### TASK PROMPT
Every line of the records that holds the word "Manganese" should be copied out.
• • •
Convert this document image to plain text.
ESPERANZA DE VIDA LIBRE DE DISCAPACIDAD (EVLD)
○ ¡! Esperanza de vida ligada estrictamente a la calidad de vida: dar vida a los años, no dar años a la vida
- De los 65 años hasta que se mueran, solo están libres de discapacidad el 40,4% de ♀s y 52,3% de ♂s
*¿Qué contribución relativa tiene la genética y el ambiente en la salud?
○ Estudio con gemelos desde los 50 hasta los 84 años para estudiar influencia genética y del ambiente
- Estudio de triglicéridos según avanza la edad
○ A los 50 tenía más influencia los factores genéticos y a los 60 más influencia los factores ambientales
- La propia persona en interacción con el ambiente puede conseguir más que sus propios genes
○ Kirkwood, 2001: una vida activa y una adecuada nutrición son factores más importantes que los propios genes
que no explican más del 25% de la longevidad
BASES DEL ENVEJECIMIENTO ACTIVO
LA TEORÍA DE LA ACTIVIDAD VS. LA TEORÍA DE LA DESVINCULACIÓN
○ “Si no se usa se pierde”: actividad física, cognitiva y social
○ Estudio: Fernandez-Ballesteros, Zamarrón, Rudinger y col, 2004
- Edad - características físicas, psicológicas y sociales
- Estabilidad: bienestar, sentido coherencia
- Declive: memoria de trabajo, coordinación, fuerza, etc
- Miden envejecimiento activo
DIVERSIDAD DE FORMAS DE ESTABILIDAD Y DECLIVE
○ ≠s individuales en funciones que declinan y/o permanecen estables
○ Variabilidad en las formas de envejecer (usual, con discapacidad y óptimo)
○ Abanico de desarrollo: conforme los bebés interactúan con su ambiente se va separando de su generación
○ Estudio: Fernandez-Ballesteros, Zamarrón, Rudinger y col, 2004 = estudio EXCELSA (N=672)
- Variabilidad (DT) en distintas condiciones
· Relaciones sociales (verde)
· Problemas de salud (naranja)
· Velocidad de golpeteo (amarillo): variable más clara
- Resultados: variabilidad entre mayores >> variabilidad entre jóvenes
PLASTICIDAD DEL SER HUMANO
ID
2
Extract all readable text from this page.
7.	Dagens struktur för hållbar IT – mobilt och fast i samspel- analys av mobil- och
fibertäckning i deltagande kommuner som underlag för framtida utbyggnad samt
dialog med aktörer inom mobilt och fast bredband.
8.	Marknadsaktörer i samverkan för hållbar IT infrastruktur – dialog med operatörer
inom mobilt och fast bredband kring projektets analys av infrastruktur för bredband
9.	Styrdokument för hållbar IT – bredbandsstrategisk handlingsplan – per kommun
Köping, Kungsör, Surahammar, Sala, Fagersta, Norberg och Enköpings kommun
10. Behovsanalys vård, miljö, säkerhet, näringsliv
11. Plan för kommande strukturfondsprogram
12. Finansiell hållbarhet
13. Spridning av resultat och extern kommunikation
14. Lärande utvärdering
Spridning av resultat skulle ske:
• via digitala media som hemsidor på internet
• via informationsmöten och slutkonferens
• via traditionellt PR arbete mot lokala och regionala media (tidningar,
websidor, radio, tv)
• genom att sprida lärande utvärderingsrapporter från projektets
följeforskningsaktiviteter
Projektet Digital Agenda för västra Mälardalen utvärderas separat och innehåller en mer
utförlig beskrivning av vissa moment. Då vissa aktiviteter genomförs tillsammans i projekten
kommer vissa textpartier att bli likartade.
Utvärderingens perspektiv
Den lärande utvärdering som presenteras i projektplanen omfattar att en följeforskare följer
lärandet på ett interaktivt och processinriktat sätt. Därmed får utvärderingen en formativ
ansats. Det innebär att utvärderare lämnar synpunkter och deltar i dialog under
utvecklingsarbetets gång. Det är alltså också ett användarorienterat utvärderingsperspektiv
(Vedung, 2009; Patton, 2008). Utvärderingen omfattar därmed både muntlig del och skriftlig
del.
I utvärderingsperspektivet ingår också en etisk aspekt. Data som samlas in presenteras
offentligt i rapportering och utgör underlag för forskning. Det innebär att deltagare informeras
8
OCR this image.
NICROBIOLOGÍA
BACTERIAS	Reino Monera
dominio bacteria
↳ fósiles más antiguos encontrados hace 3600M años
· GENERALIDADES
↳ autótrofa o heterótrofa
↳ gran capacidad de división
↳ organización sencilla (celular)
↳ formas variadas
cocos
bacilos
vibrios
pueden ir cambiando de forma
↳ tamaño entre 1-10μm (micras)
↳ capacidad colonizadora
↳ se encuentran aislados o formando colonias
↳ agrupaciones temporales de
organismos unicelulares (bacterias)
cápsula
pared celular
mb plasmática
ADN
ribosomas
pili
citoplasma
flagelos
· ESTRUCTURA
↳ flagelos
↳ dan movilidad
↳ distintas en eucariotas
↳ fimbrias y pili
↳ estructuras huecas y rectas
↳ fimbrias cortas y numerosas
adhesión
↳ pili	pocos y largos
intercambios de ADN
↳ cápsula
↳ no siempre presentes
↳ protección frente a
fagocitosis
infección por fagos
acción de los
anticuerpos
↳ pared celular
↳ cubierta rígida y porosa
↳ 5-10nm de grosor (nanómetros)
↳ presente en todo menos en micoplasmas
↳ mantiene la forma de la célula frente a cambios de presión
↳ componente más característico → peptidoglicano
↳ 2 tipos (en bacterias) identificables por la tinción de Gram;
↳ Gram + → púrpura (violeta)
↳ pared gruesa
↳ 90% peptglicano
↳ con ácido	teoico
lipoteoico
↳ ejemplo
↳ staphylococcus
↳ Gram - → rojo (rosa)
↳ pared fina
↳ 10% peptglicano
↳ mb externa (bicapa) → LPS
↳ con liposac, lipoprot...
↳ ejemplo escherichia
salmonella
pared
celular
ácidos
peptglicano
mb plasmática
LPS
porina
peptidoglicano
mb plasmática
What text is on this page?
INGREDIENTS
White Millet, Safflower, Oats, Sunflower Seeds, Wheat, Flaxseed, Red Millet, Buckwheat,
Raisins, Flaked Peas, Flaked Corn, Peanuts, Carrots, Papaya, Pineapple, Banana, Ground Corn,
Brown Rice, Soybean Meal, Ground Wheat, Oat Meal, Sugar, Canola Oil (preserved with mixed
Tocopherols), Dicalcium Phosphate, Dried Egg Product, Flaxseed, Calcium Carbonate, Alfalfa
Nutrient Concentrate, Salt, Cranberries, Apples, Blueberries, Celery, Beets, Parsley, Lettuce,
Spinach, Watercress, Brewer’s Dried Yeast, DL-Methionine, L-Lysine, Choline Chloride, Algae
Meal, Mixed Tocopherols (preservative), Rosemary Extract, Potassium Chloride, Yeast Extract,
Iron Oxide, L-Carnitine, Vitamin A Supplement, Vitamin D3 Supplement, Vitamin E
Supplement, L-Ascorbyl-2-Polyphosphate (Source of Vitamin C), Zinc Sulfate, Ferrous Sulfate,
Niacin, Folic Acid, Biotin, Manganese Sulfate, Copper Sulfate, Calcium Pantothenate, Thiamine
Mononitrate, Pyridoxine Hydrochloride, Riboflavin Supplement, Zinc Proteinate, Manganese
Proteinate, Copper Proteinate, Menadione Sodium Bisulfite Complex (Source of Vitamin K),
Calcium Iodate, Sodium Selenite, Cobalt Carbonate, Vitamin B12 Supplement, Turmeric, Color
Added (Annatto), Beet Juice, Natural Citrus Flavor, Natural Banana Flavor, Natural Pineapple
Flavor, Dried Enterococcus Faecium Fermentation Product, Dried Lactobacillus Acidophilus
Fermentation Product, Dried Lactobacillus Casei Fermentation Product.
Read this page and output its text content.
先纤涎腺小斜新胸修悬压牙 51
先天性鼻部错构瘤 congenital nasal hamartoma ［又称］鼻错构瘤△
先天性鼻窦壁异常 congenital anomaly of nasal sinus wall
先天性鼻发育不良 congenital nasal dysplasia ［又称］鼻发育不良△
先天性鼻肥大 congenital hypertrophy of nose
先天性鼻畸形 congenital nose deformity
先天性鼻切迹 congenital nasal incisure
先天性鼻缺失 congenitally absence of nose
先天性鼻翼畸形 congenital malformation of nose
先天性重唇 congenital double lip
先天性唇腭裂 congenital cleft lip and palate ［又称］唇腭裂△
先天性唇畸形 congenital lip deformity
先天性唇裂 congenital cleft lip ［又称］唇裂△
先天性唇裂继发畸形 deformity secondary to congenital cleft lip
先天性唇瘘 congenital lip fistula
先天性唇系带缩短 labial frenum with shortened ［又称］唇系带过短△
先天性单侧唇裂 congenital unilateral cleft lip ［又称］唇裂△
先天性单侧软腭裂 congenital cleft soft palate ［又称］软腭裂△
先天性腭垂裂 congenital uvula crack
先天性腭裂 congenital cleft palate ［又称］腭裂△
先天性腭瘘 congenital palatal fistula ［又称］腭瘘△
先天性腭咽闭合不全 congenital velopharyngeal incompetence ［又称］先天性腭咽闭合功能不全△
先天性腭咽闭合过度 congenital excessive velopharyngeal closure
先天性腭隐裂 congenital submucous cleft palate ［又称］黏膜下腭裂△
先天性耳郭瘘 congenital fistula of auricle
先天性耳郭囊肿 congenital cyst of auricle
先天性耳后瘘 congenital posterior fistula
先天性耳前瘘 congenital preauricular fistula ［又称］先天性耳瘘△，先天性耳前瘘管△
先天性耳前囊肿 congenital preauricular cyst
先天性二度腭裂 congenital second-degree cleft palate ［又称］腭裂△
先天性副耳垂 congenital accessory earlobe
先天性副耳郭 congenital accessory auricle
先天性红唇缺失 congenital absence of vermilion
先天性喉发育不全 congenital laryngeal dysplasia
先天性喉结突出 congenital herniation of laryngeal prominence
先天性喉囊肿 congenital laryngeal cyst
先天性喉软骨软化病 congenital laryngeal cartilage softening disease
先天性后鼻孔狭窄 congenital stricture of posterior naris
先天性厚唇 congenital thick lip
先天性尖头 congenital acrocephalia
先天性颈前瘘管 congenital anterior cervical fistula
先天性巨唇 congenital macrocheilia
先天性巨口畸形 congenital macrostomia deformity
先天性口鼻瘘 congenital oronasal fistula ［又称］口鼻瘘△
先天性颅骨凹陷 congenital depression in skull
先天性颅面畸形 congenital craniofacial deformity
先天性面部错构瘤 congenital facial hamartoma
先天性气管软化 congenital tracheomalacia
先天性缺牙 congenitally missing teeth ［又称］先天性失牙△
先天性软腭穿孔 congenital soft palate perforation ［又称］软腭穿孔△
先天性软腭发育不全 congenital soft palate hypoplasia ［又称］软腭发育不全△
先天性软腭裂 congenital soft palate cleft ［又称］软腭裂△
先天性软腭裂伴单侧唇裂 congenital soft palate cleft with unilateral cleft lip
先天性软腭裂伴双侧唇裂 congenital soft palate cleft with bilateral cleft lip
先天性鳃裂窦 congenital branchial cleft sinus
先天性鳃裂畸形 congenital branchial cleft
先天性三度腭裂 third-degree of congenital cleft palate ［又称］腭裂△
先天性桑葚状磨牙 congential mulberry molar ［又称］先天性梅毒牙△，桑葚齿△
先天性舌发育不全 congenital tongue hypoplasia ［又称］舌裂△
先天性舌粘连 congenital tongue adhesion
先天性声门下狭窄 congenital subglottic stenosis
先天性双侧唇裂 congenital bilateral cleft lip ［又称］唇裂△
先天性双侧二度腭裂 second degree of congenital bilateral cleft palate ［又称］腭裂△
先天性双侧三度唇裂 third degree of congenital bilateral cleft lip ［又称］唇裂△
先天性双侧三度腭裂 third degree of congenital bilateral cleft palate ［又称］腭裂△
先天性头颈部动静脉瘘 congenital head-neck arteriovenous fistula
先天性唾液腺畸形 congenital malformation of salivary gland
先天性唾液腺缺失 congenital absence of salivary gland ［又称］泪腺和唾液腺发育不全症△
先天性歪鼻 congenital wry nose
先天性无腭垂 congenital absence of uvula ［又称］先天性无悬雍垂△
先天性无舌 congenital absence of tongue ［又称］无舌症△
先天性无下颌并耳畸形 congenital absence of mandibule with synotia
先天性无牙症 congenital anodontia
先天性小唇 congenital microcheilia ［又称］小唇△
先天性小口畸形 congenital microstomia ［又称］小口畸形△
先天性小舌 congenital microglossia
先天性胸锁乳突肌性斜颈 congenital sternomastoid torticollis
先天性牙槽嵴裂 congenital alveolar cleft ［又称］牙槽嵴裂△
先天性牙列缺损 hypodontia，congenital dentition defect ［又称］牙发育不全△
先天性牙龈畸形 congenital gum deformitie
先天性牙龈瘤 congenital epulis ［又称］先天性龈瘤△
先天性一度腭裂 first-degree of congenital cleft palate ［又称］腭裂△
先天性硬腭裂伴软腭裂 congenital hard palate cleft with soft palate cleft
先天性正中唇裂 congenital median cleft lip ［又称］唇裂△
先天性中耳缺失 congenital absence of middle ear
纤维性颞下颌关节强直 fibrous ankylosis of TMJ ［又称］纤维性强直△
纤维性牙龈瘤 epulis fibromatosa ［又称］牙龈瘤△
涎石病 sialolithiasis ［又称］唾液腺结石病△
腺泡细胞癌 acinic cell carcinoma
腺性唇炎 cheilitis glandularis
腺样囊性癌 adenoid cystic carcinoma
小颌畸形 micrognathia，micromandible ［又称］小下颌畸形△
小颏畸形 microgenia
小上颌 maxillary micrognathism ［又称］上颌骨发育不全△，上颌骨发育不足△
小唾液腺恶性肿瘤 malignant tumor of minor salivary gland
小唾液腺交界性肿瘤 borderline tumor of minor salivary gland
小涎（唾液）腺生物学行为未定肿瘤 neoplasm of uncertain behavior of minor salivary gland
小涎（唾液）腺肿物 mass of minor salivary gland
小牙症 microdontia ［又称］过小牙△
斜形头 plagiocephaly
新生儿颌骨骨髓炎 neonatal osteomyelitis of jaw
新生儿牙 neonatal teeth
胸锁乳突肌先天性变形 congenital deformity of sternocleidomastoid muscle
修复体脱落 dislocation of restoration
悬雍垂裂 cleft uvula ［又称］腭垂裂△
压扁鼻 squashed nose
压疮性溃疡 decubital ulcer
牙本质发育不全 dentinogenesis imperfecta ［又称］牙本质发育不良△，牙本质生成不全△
• • •
### ANSWER FOR THIS EXERCISE
Niacin, Folic Acid, Biotin, Manganese Sulfate, Copper Sulfate, Calcium Pantothenate, Thiamine
Mononitrate, Pyridoxine Hydrochloride, Riboflavin Supplement, Zinc Proteinate, Manganese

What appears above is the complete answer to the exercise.